**REQUIREMENT:**
All of the data below must be repeated exactly.

**THE INPUT:**
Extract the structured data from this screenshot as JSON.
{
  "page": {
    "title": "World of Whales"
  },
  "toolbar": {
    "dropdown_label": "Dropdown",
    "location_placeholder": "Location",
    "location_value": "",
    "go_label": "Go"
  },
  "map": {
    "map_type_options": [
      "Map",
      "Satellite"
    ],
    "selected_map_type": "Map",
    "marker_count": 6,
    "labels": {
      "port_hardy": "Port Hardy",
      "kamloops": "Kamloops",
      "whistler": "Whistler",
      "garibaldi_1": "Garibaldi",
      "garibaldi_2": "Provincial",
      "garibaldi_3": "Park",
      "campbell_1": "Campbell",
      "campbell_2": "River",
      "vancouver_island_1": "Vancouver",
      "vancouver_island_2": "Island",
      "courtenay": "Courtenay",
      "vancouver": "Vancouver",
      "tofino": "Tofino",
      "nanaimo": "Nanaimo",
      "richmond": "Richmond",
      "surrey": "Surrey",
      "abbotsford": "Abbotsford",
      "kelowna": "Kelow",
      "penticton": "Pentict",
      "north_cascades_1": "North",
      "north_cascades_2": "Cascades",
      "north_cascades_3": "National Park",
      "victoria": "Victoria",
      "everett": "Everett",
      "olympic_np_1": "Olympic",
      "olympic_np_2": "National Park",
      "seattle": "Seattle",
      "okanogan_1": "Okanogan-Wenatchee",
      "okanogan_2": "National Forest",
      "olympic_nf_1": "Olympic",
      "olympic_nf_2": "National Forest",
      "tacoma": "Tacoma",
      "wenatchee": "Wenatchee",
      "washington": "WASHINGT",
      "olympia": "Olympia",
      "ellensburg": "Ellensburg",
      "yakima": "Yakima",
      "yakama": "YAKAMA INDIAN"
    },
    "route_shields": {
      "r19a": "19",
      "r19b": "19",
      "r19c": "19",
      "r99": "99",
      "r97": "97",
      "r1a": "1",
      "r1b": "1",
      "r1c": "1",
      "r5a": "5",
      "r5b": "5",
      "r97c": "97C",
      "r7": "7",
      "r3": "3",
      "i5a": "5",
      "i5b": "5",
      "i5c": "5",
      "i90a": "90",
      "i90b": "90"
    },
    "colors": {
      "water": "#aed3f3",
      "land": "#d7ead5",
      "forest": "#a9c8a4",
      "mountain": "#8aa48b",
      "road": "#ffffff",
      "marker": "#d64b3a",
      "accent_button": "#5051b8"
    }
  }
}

**FINISHED TASK:**
Extract the structured data from this screenshot as JSON.
{
  "page": {
    "title": "World of Whales"
  },
  "toolbar": {
    "dropdown_label": "Dropdown",
    "location_placeholder": "Location",
    "location_value": "",
    "go_label": "Go"
  },
  "map": {
    "map_type_options": [
      "Map",
      "Satellite"
    ],
    "selected_map_type": "Map",
    "marker_count": 6,
    "labels": {
      "port_hardy": "Port Hardy",
      "kamloops": "Kamloops",
      "whistler": "Whistler",
      "garibaldi_1": "Garibaldi",
      "garibaldi_2": "Provincial",
      "garibaldi_3": "Park",
      "campbell_1": "Campbell",
      "campbell_2": "River",
      "vancouver_island_1": "Vancouver",
      "vancouver_island_2": "Island",
      "courtenay": "Courtenay",
      "vancouver": "Vancouver",
      "tofino": "Tofino",
      "nanaimo": "Nanaimo",
      "richmond": "Richmond",
      "surrey": "Surrey",
      "abbotsford": "Abbotsford",
      "kelowna": "Kelow",
      "penticton": "Pentict",
      "north_cascades_1": "North",
      "north_cascades_2": "Cascades",
      "north_cascades_3": "National Park",
      "victoria": "Victoria",
      "everett": "Everett",
      "olympic_np_1": "Olympic",
      "olympic_np_2": "National Park",
      "seattle": "Seattle",
      "okanogan_1": "Okanogan-Wenatchee",
      "okanogan_2": "National Forest",
      "olympic_nf_1": "Olympic",
      "olympic_nf_2": "National Forest",
      "tacoma": "Tacoma",
      "wenatchee": "Wenatchee",
      "washington": "WASHINGT",
      "olympia": "Olympia",
      "ellensburg": "Ellensburg",
      "yakima": "Yakima",
      "yakama": "YAKAMA INDIAN"
    },
    "route_shields": {
      "r19a": "19",
      "r19b": "19",
      "r19c": "19",
      "r99": "99",
      "r97": "97",
      "r1a": "1",
      "r1b": "1",
      "r1c": "1",
      "r5a": "5",
      "r5b": "5",
      "r97c": "97C",
      "r7": "7",
      "r3": "3",
      "i5a": "5",
      "i5b": "5",
      "i5c": "5",
      "i90a": "90",
      "i90b": "90"
    },
    "colors": {
      "water": "#aed3f3",
      "land": "#d7ead5",
      "forest": "#a9c8a4",
      "mountain": "#8aa48b",
      "road": "#ffffff",
      "marker": "#d64b3a",
      "accent_button": "#5051b8"
    }
  }
}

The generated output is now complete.